• [TASK PROMPT]:
Write the listing below out again exactly, dropping the images.
☆ ☆ ☆ ☆ ☆
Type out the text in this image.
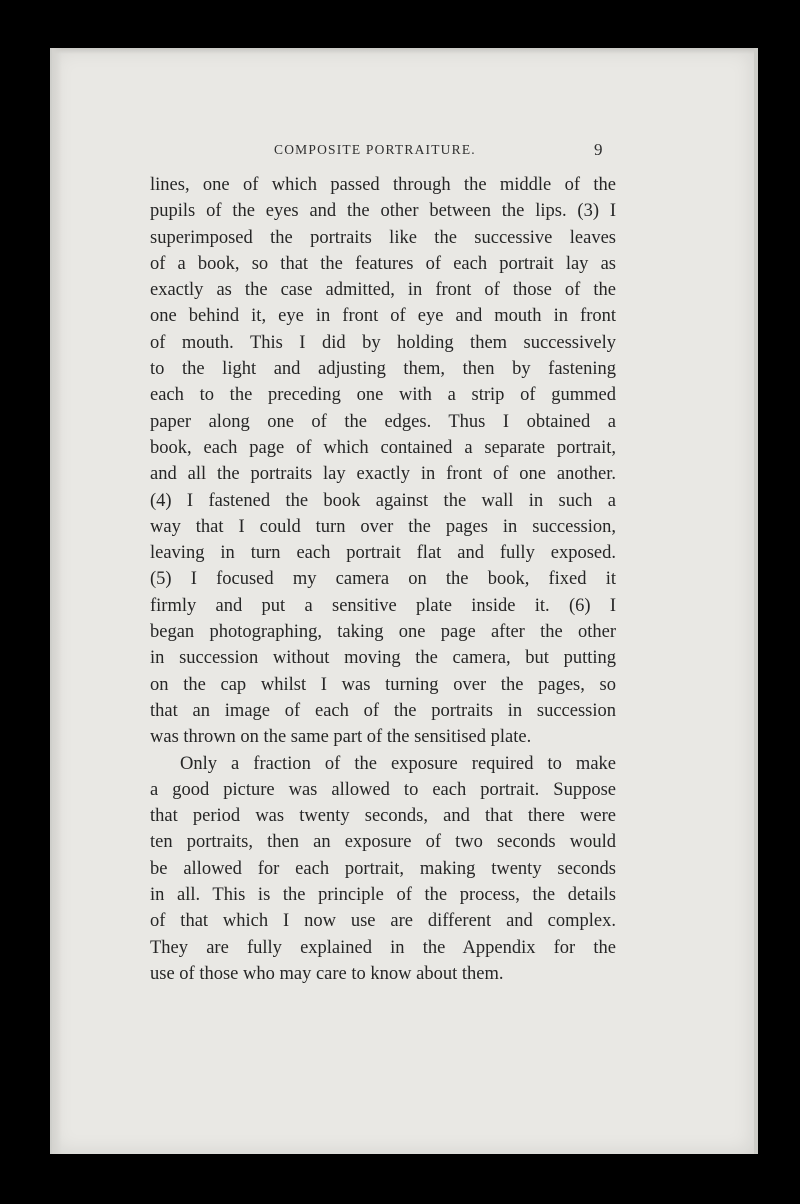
COMPOSITE PORTRAITURE.	9
lines, one of which passed through the middle of the
pupils of the eyes and the other between the lips. (3) I
superimposed the portraits like the successive leaves
of a book, so that the features of each portrait lay as
exactly as the case admitted, in front of those of the
one behind it, eye in front of eye and mouth in front
of mouth. This I did by holding them successively
to the light and adjusting them, then by fastening
each to the preceding one with a strip of gummed
paper along one of the edges. Thus I obtained a
book, each page of which contained a separate portrait,
and all the portraits lay exactly in front of one another.
(4) I fastened the book against the wall in such a
way that I could turn over the pages in succession,
leaving in turn each portrait flat and fully exposed.
(5) I focused my camera on the book, fixed it
firmly and put a sensitive plate inside it. (6) I
began photographing, taking one page after the other
in succession without moving the camera, but putting
on the cap whilst I was turning over the pages, so
that an image of each of the portraits in succession
was thrown on the same part of the sensitised plate.
Only a fraction of the exposure required to make
a good picture was allowed to each portrait. Suppose
that period was twenty seconds, and that there were
ten portraits, then an exposure of two seconds would
be allowed for each portrait, making twenty seconds
in all. This is the principle of the process, the details
of that which I now use are different and complex.
They are fully explained in the Appendix for the
use of those who may care to know about them.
☆ ☆ ☆ ☆ ☆
• [SOLVED PROBLEM]:
Type out the text in this image.
COMPOSITE PORTRAITURE.	9
lines, one of which passed through the middle of the
pupils of the eyes and the other between the lips. (3) I
superimposed the portraits like the successive leaves
of a book, so that the features of each portrait lay as
exactly as the case admitted, in front of those of the
one behind it, eye in front of eye and mouth in front
of mouth. This I did by holding them successively
to the light and adjusting them, then by fastening
each to the preceding one with a strip of gummed
paper along one of the edges. Thus I obtained a
book, each page of which contained a separate portrait,
and all the portraits lay exactly in front of one another.
(4) I fastened the book against the wall in such a
way that I could turn over the pages in succession,
leaving in turn each portrait flat and fully exposed.
(5) I focused my camera on the book, fixed it
firmly and put a sensitive plate inside it. (6) I
began photographing, taking one page after the other
in succession without moving the camera, but putting
on the cap whilst I was turning over the pages, so
that an image of each of the portraits in succession
was thrown on the same part of the sensitised plate.
Only a fraction of the exposure required to make
a good picture was allowed to each portrait. Suppose
that period was twenty seconds, and that there were
ten portraits, then an exposure of two seconds would
be allowed for each portrait, making twenty seconds
in all. This is the principle of the process, the details
of that which I now use are different and complex.
They are fully explained in the Appendix for the
use of those who may care to know about them.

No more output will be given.